* Exercise description
Of the lines listed below, how many contain the string "Reverse"? Answer with the number alone.

-=-=-=-=-

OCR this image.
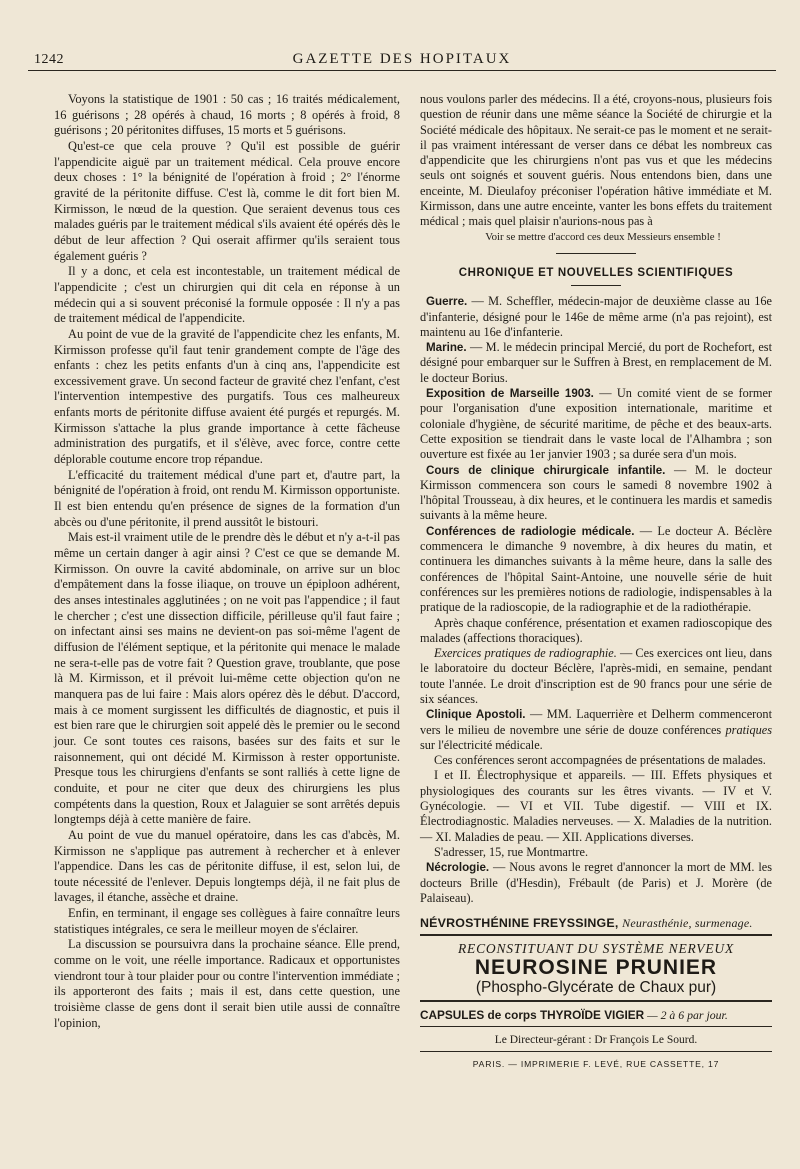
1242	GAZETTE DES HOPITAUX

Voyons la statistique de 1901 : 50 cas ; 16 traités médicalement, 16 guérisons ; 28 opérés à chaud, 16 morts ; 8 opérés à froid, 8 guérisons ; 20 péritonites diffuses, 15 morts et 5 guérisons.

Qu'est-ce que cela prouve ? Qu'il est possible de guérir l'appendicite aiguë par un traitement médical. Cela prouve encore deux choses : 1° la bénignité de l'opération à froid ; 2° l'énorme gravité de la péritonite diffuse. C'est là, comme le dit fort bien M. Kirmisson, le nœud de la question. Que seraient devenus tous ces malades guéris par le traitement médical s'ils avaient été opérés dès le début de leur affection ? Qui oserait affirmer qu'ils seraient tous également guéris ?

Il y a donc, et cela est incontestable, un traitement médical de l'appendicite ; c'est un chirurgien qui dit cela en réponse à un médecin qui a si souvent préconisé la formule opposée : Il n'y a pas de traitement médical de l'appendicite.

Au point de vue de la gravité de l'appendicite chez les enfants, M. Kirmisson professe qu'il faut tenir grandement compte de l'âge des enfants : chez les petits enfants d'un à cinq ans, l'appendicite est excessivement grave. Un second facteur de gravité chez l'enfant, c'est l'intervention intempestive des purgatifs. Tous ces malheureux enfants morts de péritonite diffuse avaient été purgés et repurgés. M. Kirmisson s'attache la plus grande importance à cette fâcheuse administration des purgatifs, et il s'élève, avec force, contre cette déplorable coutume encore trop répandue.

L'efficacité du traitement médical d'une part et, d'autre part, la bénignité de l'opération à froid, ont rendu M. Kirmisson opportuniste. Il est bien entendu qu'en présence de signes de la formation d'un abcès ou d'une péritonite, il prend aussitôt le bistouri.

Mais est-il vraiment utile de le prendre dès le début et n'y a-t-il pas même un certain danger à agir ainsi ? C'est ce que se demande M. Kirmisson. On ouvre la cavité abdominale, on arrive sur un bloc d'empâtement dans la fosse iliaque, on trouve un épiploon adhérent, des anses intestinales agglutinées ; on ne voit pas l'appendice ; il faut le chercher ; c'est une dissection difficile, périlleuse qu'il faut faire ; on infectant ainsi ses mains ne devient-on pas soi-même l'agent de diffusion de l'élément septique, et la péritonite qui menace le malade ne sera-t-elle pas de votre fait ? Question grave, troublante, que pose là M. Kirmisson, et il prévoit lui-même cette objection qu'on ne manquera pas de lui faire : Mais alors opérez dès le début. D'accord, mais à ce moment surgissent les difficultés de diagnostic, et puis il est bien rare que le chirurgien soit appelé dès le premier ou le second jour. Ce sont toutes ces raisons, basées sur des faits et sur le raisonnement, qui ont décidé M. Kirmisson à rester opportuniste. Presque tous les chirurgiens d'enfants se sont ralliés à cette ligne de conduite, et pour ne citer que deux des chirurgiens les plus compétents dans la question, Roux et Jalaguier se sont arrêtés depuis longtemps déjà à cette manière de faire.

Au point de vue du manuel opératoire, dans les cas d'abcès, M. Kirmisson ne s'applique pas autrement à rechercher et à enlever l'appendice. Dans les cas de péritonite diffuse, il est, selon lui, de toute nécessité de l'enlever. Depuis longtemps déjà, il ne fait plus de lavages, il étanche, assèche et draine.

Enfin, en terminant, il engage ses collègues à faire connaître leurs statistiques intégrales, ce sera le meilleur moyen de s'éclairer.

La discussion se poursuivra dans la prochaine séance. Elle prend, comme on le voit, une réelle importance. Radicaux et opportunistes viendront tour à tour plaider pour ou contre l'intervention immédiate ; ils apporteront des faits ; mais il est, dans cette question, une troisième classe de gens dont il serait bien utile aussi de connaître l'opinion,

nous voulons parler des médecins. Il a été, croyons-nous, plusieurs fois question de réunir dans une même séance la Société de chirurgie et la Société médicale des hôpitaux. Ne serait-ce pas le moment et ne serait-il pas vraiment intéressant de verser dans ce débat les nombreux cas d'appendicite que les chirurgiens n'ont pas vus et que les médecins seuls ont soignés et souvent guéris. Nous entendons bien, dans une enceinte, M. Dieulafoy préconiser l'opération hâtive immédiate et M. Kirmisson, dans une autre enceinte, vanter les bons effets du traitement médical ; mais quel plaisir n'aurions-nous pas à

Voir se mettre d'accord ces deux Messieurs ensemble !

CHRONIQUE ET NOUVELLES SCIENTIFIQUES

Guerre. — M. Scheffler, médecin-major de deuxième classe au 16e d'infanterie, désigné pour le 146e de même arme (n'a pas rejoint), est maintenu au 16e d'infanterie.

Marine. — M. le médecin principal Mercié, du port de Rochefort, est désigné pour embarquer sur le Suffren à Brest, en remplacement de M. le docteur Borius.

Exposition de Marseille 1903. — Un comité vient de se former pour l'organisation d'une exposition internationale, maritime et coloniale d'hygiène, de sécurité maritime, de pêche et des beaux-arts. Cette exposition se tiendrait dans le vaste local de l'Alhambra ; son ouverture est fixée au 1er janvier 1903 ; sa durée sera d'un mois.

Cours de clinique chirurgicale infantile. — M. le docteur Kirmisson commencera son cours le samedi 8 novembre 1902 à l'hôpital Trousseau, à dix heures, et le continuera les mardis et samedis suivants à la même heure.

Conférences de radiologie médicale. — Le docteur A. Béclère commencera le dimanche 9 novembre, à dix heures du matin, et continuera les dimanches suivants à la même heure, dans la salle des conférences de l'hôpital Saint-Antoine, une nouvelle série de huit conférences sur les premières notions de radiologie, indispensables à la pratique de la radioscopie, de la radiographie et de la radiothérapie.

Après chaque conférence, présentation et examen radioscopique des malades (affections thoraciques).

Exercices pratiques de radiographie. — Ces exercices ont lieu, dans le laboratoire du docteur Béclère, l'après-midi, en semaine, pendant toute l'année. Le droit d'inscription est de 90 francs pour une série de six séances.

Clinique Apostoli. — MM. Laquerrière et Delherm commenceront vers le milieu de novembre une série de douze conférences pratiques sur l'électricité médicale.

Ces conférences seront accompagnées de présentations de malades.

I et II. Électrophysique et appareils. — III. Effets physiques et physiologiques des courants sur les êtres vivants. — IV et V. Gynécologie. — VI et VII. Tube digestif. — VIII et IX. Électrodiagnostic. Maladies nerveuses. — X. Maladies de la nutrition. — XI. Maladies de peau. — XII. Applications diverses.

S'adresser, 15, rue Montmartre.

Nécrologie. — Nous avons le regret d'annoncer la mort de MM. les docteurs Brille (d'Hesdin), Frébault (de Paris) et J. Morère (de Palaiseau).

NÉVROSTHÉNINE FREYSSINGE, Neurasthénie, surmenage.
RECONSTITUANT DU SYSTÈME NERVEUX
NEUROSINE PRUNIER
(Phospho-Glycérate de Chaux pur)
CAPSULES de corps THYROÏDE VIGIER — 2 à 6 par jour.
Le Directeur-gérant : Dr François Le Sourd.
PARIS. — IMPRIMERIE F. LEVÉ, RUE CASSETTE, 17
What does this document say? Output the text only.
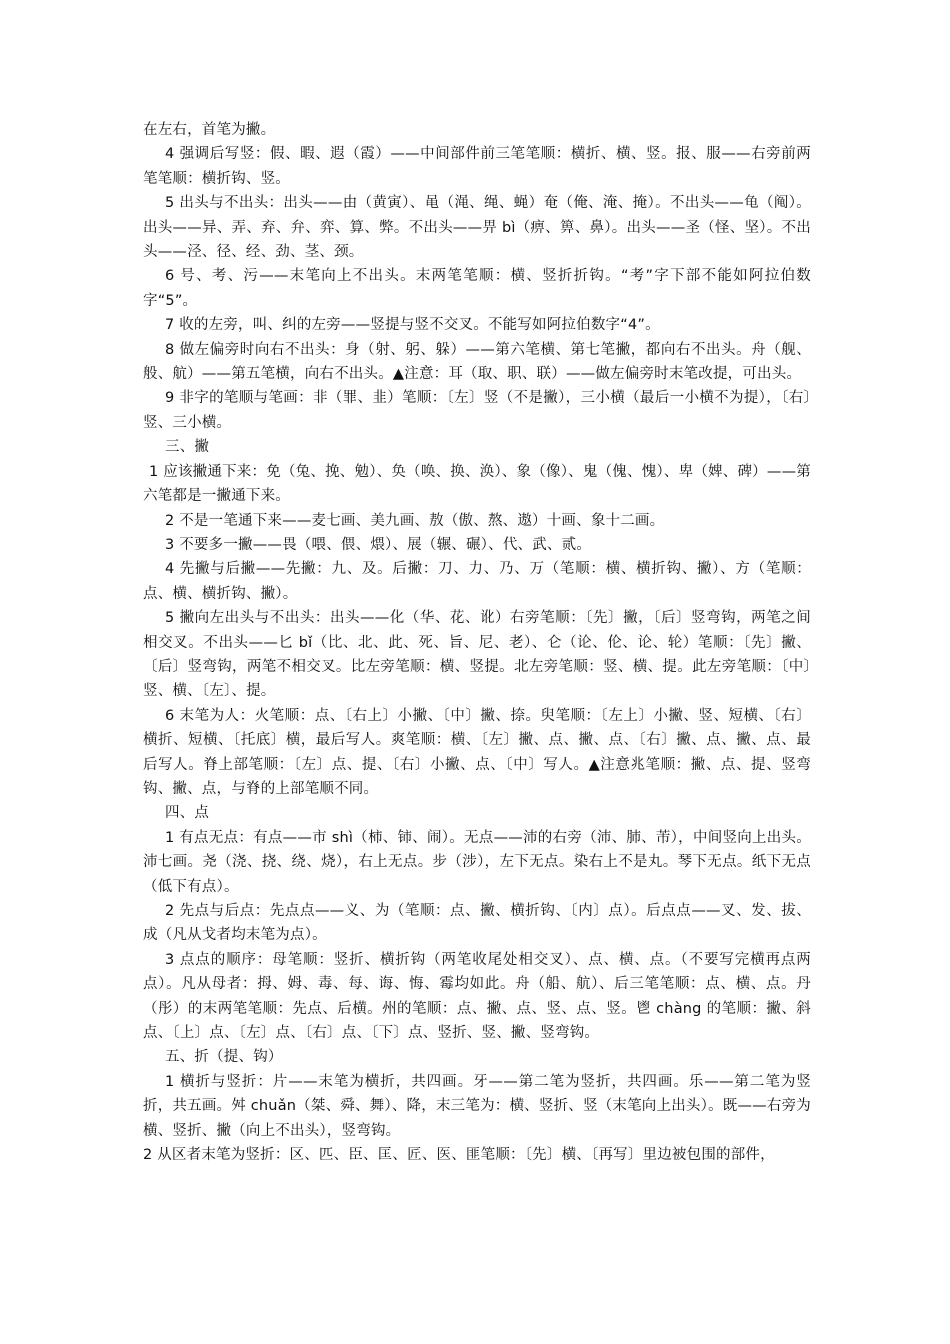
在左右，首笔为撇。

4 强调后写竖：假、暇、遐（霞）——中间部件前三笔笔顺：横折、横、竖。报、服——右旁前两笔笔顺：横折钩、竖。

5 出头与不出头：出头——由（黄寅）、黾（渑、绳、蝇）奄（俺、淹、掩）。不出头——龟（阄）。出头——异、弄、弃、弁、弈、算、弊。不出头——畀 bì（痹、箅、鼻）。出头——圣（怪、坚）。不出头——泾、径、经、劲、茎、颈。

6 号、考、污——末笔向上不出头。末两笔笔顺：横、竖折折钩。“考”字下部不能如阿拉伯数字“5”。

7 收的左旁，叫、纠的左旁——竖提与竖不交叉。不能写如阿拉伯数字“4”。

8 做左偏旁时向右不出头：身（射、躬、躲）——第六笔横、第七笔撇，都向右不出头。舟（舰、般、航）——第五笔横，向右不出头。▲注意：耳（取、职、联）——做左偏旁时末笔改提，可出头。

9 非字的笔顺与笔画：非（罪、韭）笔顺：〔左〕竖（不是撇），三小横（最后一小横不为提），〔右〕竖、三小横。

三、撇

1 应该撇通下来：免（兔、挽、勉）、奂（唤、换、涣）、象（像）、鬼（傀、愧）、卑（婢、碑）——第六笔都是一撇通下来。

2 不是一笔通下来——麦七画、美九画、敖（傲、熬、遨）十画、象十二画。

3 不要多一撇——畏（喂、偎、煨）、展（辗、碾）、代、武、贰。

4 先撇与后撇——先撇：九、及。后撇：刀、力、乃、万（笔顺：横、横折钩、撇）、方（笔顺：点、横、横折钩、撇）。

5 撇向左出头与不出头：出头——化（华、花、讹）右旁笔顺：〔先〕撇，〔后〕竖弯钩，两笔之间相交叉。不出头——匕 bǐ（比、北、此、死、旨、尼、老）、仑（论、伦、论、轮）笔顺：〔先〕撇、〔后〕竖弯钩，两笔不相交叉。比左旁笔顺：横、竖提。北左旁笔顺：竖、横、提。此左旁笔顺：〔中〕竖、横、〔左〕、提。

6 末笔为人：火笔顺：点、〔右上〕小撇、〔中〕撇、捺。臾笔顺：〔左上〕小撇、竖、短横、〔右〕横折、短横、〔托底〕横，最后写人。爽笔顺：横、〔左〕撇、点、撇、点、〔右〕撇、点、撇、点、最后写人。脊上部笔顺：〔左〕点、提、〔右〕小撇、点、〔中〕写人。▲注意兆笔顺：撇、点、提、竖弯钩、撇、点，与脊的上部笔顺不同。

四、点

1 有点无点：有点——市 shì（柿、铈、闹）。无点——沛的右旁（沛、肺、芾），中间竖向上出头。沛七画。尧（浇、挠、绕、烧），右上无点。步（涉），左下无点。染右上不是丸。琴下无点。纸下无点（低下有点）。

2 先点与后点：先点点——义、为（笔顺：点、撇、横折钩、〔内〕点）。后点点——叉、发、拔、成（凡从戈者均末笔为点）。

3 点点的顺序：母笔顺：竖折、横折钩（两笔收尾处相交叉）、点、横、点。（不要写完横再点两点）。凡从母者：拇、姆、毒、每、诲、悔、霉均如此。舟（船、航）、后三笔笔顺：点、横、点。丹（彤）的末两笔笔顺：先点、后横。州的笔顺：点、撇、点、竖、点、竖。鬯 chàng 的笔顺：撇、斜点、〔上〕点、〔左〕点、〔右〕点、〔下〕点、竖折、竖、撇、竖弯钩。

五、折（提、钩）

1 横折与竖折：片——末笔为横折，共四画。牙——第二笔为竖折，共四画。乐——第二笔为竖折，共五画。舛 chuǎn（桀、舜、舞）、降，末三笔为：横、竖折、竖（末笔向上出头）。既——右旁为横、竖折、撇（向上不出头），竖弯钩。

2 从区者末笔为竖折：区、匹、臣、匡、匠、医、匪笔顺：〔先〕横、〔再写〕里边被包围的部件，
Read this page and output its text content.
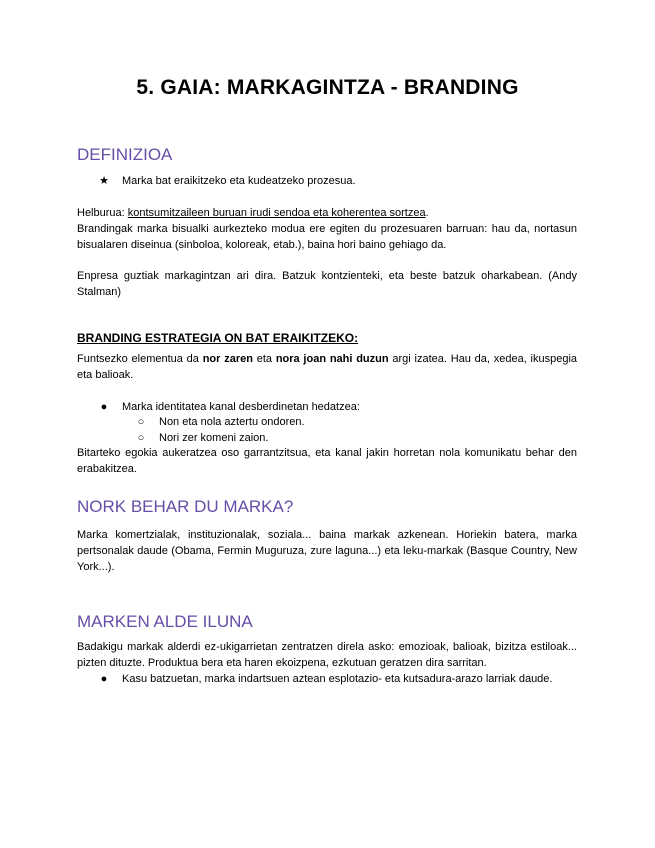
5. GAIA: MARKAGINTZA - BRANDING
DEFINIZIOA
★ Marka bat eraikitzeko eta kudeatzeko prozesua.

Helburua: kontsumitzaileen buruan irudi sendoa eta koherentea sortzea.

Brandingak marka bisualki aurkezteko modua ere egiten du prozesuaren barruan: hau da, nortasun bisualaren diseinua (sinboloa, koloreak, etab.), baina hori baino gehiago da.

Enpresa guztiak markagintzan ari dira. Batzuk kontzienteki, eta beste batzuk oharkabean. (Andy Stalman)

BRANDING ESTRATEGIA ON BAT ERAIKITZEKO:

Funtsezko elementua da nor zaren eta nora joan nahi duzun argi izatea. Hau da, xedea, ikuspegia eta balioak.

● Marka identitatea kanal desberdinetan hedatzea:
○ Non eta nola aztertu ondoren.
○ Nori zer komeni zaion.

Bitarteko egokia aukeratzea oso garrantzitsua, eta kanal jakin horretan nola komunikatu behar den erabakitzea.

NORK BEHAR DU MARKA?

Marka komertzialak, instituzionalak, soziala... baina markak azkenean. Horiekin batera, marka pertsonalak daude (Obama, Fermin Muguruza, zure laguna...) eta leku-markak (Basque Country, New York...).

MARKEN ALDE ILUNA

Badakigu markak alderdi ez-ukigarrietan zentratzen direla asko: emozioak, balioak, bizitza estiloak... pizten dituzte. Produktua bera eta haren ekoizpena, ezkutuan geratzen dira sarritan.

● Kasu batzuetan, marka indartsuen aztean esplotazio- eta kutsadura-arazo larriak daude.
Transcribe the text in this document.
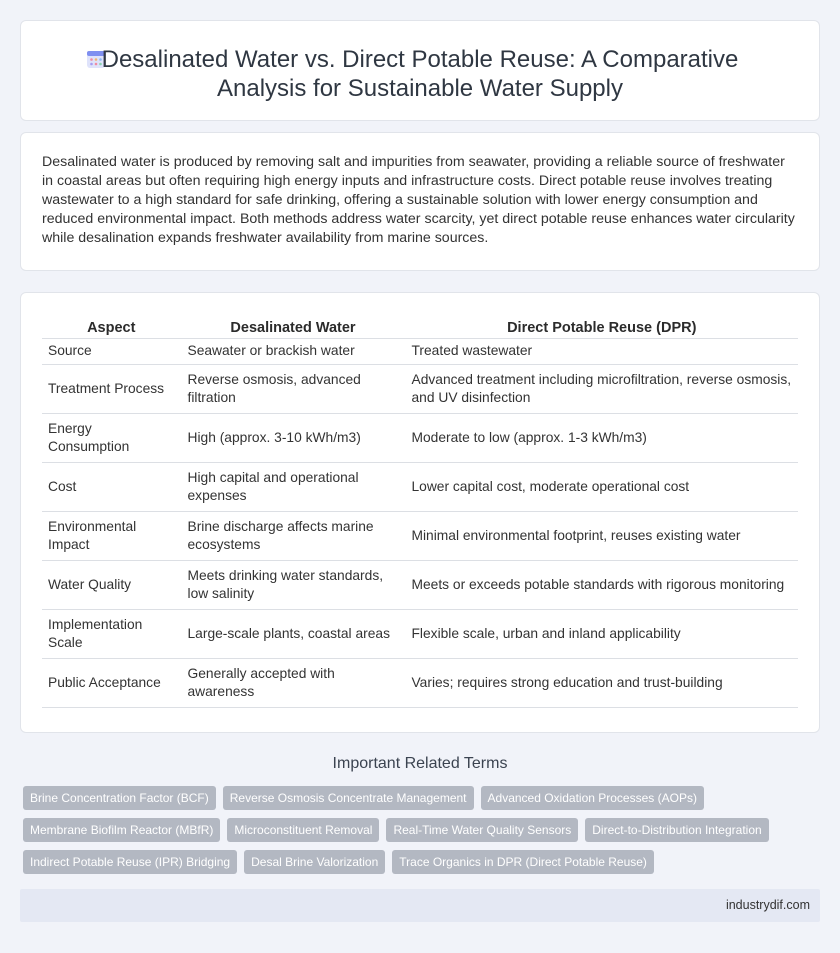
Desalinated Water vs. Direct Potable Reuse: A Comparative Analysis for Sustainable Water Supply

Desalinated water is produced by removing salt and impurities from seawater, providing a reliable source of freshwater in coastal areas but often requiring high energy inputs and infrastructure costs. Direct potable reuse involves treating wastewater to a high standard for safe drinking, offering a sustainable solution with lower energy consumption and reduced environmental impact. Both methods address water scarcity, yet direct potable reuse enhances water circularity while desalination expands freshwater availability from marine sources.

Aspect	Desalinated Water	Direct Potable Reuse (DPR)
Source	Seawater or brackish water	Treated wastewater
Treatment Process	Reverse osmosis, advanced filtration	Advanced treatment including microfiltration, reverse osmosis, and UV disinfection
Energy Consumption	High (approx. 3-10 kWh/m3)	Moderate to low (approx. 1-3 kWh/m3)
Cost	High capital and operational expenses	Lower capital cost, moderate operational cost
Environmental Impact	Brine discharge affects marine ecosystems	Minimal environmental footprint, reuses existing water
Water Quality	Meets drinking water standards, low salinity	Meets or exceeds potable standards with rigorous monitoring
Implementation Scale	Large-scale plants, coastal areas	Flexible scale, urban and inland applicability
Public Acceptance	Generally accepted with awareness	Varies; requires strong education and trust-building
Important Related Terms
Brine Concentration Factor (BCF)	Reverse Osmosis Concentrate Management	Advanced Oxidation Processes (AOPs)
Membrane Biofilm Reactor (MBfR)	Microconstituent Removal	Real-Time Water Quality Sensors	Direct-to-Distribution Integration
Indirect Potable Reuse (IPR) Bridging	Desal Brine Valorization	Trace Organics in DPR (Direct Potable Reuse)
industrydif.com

-=-=-=-=-

* Full answer
2